**Set problem:**
Starting at the line that holds "Read out every word on this page.", set down each line through the end of the listing, exactly as written and with nothing added.

((

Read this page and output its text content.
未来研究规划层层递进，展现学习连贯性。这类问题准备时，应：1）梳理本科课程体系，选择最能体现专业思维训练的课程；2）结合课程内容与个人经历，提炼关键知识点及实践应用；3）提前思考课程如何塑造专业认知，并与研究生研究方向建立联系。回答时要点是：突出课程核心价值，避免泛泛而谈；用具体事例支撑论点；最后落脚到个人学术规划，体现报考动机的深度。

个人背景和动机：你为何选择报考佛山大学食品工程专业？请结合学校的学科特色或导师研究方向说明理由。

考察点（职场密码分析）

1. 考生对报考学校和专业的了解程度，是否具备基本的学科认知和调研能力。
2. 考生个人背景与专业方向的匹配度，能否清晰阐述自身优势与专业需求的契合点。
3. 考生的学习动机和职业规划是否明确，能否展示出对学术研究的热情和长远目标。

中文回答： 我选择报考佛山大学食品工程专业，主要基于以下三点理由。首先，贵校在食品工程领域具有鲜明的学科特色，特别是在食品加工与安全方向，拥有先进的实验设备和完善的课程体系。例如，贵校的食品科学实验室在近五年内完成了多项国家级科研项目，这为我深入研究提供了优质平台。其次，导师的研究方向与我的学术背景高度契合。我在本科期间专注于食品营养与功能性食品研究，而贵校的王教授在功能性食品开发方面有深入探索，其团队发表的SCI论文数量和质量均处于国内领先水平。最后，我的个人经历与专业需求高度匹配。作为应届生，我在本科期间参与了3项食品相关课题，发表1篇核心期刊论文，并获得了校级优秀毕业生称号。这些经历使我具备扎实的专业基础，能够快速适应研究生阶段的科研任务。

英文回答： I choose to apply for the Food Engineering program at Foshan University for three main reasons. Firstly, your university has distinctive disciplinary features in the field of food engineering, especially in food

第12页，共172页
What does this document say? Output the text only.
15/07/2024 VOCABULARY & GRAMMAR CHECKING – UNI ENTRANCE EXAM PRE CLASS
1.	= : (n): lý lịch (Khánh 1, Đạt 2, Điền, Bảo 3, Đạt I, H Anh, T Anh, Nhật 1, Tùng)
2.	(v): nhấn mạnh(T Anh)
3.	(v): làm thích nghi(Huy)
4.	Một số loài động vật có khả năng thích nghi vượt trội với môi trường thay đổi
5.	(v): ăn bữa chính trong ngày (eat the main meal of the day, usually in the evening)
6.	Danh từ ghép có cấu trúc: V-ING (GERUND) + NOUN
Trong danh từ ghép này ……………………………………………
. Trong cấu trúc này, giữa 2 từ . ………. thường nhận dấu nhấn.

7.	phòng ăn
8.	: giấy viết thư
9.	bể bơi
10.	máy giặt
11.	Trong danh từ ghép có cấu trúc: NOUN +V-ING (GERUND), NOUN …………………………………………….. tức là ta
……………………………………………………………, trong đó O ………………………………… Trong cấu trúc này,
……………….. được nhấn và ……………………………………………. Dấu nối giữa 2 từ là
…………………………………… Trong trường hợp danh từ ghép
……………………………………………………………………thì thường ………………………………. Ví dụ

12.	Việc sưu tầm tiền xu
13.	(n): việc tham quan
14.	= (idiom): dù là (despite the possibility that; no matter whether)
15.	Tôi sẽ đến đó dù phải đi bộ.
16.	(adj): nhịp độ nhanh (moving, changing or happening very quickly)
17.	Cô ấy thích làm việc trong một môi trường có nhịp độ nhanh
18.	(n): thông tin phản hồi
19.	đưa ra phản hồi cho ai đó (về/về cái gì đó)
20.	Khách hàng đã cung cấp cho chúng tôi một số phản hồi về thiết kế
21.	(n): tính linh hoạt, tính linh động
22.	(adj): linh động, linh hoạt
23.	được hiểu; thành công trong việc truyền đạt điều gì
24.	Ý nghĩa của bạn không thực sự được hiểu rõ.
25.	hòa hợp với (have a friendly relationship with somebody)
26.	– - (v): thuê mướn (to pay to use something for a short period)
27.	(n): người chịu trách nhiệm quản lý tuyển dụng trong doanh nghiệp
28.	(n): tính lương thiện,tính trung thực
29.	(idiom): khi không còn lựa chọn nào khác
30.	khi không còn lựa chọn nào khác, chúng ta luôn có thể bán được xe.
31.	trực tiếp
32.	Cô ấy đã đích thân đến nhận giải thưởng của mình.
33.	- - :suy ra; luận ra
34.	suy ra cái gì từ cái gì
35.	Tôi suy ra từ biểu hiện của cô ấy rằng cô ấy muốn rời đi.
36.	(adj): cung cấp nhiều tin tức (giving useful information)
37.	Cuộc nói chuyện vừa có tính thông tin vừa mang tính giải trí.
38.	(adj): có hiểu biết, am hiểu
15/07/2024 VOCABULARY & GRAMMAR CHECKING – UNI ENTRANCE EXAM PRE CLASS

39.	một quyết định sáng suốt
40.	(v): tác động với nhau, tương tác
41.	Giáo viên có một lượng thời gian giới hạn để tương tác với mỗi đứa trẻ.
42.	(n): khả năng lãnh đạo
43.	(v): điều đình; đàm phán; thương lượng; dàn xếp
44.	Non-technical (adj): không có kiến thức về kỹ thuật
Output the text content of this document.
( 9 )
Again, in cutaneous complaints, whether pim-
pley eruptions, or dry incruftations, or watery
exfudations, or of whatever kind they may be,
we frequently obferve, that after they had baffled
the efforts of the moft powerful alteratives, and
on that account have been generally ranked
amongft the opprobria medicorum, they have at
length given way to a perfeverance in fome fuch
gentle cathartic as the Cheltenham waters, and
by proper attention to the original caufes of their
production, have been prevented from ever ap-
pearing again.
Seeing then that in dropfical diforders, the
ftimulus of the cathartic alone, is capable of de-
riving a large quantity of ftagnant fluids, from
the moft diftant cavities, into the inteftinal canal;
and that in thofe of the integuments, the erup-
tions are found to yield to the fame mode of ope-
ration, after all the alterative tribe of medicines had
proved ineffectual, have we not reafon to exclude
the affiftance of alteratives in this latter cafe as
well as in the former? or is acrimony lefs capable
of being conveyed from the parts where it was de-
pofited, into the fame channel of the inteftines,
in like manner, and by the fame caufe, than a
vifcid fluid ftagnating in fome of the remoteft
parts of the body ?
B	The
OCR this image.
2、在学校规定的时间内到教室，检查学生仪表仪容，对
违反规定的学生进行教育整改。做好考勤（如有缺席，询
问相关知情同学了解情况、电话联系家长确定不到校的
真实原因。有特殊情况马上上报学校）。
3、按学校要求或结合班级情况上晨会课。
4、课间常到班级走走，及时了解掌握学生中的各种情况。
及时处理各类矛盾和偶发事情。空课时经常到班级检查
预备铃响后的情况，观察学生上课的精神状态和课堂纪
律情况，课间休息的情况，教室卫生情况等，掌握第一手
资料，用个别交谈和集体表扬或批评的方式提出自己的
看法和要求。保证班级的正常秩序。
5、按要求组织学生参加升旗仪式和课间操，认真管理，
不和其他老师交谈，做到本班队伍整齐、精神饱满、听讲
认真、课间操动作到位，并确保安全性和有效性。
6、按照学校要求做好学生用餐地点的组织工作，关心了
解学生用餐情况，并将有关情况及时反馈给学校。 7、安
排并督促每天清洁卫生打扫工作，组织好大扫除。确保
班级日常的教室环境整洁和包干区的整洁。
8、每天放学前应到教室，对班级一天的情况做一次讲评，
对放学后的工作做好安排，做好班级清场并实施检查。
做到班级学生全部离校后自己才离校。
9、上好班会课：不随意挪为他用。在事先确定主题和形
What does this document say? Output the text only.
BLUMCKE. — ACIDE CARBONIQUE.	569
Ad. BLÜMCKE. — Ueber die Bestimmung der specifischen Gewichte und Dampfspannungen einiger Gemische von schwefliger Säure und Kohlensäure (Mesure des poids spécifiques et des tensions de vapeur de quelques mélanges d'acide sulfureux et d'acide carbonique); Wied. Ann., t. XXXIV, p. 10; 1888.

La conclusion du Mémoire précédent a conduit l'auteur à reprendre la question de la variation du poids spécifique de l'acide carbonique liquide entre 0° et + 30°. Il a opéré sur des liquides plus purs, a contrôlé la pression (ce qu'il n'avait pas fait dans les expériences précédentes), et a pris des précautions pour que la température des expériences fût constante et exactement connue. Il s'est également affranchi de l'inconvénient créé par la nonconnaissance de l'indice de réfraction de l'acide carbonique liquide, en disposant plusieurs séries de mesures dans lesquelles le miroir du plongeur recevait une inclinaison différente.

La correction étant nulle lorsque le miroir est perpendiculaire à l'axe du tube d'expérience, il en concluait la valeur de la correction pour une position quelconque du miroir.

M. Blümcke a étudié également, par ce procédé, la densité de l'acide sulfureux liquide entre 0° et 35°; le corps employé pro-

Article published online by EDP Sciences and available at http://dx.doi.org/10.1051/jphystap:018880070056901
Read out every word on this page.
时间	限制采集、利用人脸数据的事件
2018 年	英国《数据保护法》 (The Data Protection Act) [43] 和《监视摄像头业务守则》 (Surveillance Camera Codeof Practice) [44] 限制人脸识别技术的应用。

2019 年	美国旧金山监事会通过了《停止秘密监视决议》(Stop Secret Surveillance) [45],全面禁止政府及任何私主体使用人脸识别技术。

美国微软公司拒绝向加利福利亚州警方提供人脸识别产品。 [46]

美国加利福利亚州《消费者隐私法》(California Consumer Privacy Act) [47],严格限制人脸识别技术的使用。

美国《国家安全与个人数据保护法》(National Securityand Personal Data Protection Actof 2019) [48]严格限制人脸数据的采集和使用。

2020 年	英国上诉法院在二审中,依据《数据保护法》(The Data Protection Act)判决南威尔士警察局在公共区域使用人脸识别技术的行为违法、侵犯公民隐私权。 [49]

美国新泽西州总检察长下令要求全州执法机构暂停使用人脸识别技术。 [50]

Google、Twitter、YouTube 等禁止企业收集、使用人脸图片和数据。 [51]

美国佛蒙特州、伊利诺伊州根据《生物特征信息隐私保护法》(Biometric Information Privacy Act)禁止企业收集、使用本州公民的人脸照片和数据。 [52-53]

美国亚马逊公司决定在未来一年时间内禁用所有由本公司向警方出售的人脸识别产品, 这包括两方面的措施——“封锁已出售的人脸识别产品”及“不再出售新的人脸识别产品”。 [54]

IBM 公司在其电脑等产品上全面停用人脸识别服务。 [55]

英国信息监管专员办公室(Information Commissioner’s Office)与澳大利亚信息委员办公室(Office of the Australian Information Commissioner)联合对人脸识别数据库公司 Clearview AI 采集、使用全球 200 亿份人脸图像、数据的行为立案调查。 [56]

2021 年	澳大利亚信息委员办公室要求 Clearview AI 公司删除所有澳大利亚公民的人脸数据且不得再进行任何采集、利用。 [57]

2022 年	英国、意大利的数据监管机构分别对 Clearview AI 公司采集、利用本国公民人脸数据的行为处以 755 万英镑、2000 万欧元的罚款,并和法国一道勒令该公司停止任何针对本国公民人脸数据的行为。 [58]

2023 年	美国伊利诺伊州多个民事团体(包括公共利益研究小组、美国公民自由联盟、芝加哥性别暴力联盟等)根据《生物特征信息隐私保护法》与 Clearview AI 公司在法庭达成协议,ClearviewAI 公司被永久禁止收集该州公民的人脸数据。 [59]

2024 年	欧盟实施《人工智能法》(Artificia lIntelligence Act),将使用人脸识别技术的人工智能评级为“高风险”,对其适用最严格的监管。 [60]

))

**Output for this exercise:**
Read out every word on this page.
时间	限制采集、利用人脸数据的事件
2018 年	英国《数据保护法》 (The Data Protection Act) [43] 和《监视摄像头业务守则》 (Surveillance Camera Codeof Practice) [44] 限制人脸识别技术的应用。

2019 年	美国旧金山监事会通过了《停止秘密监视决议》(Stop Secret Surveillance) [45],全面禁止政府及任何私主体使用人脸识别技术。

美国微软公司拒绝向加利福利亚州警方提供人脸识别产品。 [46]

美国加利福利亚州《消费者隐私法》(California Consumer Privacy Act) [47],严格限制人脸识别技术的使用。

美国《国家安全与个人数据保护法》(National Securityand Personal Data Protection Actof 2019) [48]严格限制人脸数据的采集和使用。

2020 年	英国上诉法院在二审中,依据《数据保护法》(The Data Protection Act)判决南威尔士警察局在公共区域使用人脸识别技术的行为违法、侵犯公民隐私权。 [49]

美国新泽西州总检察长下令要求全州执法机构暂停使用人脸识别技术。 [50]

Google、Twitter、YouTube 等禁止企业收集、使用人脸图片和数据。 [51]

美国佛蒙特州、伊利诺伊州根据《生物特征信息隐私保护法》(Biometric Information Privacy Act)禁止企业收集、使用本州公民的人脸照片和数据。 [52-53]

美国亚马逊公司决定在未来一年时间内禁用所有由本公司向警方出售的人脸识别产品, 这包括两方面的措施——“封锁已出售的人脸识别产品”及“不再出售新的人脸识别产品”。 [54]

IBM 公司在其电脑等产品上全面停用人脸识别服务。 [55]

英国信息监管专员办公室(Information Commissioner’s Office)与澳大利亚信息委员办公室(Office of the Australian Information Commissioner)联合对人脸识别数据库公司 Clearview AI 采集、使用全球 200 亿份人脸图像、数据的行为立案调查。 [56]

2021 年	澳大利亚信息委员办公室要求 Clearview AI 公司删除所有澳大利亚公民的人脸数据且不得再进行任何采集、利用。 [57]

2022 年	英国、意大利的数据监管机构分别对 Clearview AI 公司采集、利用本国公民人脸数据的行为处以 755 万英镑、2000 万欧元的罚款,并和法国一道勒令该公司停止任何针对本国公民人脸数据的行为。 [58]

2023 年	美国伊利诺伊州多个民事团体(包括公共利益研究小组、美国公民自由联盟、芝加哥性别暴力联盟等)根据《生物特征信息隐私保护法》与 Clearview AI 公司在法庭达成协议,ClearviewAI 公司被永久禁止收集该州公民的人脸数据。 [59]

2024 年	欧盟实施《人工智能法》(Artificia lIntelligence Act),将使用人脸识别技术的人工智能评级为“高风险”,对其适用最严格的监管。 [60]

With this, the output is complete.